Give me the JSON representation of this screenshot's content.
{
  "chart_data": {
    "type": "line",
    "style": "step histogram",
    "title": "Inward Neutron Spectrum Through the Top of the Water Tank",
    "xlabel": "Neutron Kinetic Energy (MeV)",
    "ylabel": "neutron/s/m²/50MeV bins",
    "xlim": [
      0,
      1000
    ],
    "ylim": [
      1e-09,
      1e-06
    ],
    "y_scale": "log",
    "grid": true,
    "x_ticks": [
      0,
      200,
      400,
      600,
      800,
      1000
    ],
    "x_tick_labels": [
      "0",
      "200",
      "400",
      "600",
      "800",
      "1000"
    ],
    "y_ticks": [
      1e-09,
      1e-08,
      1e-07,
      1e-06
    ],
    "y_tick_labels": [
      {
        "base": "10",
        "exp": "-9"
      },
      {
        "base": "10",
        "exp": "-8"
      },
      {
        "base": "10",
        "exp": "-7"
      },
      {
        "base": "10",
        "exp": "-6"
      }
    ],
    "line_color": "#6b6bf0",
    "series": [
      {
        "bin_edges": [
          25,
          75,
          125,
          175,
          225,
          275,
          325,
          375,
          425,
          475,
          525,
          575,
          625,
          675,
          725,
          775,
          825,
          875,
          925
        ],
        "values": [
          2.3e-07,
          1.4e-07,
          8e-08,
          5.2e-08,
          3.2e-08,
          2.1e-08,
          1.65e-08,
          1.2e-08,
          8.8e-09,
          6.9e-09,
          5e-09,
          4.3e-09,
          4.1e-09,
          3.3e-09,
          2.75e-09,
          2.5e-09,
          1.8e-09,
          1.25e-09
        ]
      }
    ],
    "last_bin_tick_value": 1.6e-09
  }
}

════════

▸ Given request
All of the entries should be written out again exactly.

▸ Response to the exercise
Give me the JSON representation of this screenshot's content.
{
  "chart_data": {
    "type": "line",
    "style": "step histogram",
    "title": "Inward Neutron Spectrum Through the Top of the Water Tank",
    "xlabel": "Neutron Kinetic Energy (MeV)",
    "ylabel": "neutron/s/m²/50MeV bins",
    "xlim": [
      0,
      1000
    ],
    "ylim": [
      1e-09,
      1e-06
    ],
    "y_scale": "log",
    "grid": true,
    "x_ticks": [
      0,
      200,
      400,
      600,
      800,
      1000
    ],
    "x_tick_labels": [
      "0",
      "200",
      "400",
      "600",
      "800",
      "1000"
    ],
    "y_ticks": [
      1e-09,
      1e-08,
      1e-07,
      1e-06
    ],
    "y_tick_labels": [
      {
        "base": "10",
        "exp": "-9"
      },
      {
        "base": "10",
        "exp": "-8"
      },
      {
        "base": "10",
        "exp": "-7"
      },
      {
        "base": "10",
        "exp": "-6"
      }
    ],
    "line_color": "#6b6bf0",
    "series": [
      {
        "bin_edges": [
          25,
          75,
          125,
          175,
          225,
          275,
          325,
          375,
          425,
          475,
          525,
          575,
          625,
          675,
          725,
          775,
          825,
          875,
          925
        ],
        "values": [
          2.3e-07,
          1.4e-07,
          8e-08,
          5.2e-08,
          3.2e-08,
          2.1e-08,
          1.65e-08,
          1.2e-08,
          8.8e-09,
          6.9e-09,
          5e-09,
          4.3e-09,
          4.1e-09,
          3.3e-09,
          2.75e-09,
          2.5e-09,
          1.8e-09,
          1.25e-09
        ]
      }
    ],
    "last_bin_tick_value": 1.6e-09
  }
}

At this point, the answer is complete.